(Records from a data source)
——

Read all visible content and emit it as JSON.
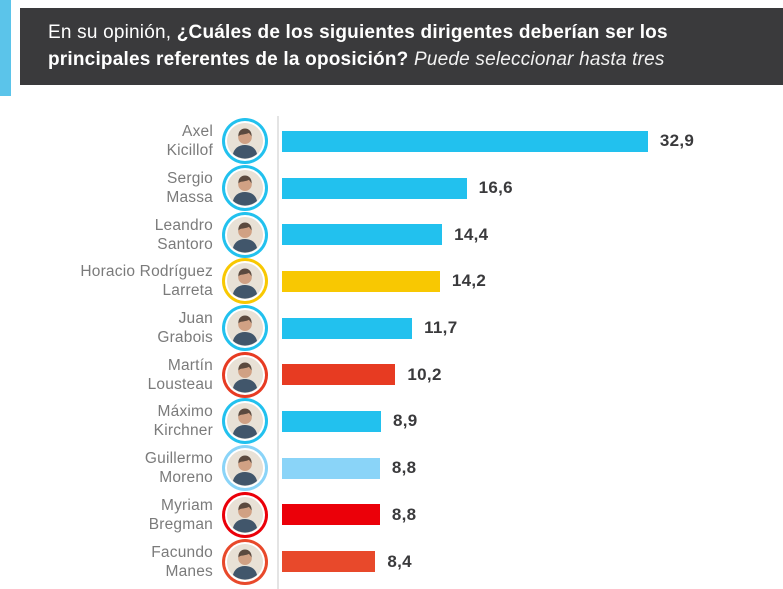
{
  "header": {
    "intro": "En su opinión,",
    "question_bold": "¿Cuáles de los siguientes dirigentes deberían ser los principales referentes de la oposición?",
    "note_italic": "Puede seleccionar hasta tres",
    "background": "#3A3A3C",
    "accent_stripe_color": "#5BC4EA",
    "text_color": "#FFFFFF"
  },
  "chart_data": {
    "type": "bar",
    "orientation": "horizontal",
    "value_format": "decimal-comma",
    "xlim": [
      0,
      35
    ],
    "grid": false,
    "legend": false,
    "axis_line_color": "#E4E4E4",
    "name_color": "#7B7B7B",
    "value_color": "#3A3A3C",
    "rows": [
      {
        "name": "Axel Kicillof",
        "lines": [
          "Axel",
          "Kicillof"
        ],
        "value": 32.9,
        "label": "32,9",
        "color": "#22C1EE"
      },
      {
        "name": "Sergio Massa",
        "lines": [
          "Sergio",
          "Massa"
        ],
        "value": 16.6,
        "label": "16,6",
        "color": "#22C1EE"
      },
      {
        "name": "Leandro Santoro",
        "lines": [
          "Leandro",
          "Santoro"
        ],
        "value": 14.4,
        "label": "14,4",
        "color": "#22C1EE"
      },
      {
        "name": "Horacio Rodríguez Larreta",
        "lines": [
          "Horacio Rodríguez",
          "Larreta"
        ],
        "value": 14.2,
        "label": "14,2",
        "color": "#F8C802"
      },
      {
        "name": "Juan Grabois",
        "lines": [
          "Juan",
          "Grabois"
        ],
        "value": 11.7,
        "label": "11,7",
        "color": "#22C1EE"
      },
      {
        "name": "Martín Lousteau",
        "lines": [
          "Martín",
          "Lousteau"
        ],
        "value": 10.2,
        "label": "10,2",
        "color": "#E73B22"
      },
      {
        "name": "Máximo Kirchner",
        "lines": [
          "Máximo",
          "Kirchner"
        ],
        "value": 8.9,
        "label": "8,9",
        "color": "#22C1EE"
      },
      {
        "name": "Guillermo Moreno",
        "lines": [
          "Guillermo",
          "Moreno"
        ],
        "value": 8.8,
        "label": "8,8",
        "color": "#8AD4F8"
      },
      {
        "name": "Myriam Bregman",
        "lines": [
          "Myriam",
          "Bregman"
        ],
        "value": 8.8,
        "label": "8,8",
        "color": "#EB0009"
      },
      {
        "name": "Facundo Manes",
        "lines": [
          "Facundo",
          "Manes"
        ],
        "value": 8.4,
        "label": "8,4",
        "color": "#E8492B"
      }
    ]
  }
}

——

WHAT NEEDS TO BE DONE:
Leaving aside the images, write out the entries above word for word.

RESULT OF THE EXERCISE:
Read all visible content and emit it as JSON.
{
  "header": {
    "intro": "En su opinión,",
    "question_bold": "¿Cuáles de los siguientes dirigentes deberían ser los principales referentes de la oposición?",
    "note_italic": "Puede seleccionar hasta tres",
    "background": "#3A3A3C",
    "accent_stripe_color": "#5BC4EA",
    "text_color": "#FFFFFF"
  },
  "chart_data": {
    "type": "bar",
    "orientation": "horizontal",
    "value_format": "decimal-comma",
    "xlim": [
      0,
      35
    ],
    "grid": false,
    "legend": false,
    "axis_line_color": "#E4E4E4",
    "name_color": "#7B7B7B",
    "value_color": "#3A3A3C",
    "rows": [
      {
        "name": "Axel Kicillof",
        "lines": [
          "Axel",
          "Kicillof"
        ],
        "value": 32.9,
        "label": "32,9",
        "color": "#22C1EE"
      },
      {
        "name": "Sergio Massa",
        "lines": [
          "Sergio",
          "Massa"
        ],
        "value": 16.6,
        "label": "16,6",
        "color": "#22C1EE"
      },
      {
        "name": "Leandro Santoro",
        "lines": [
          "Leandro",
          "Santoro"
        ],
        "value": 14.4,
        "label": "14,4",
        "color": "#22C1EE"
      },
      {
        "name": "Horacio Rodríguez Larreta",
        "lines": [
          "Horacio Rodríguez",
          "Larreta"
        ],
        "value": 14.2,
        "label": "14,2",
        "color": "#F8C802"
      },
      {
        "name": "Juan Grabois",
        "lines": [
          "Juan",
          "Grabois"
        ],
        "value": 11.7,
        "label": "11,7",
        "color": "#22C1EE"
      },
      {
        "name": "Martín Lousteau",
        "lines": [
          "Martín",
          "Lousteau"
        ],
        "value": 10.2,
        "label": "10,2",
        "color": "#E73B22"
      },
      {
        "name": "Máximo Kirchner",
        "lines": [
          "Máximo",
          "Kirchner"
        ],
        "value": 8.9,
        "label": "8,9",
        "color": "#22C1EE"
      },
      {
        "name": "Guillermo Moreno",
        "lines": [
          "Guillermo",
          "Moreno"
        ],
        "value": 8.8,
        "label": "8,8",
        "color": "#8AD4F8"
      },
      {
        "name": "Myriam Bregman",
        "lines": [
          "Myriam",
          "Bregman"
        ],
        "value": 8.8,
        "label": "8,8",
        "color": "#EB0009"
      },
      {
        "name": "Facundo Manes",
        "lines": [
          "Facundo",
          "Manes"
        ],
        "value": 8.4,
        "label": "8,4",
        "color": "#E8492B"
      }
    ]
  }
}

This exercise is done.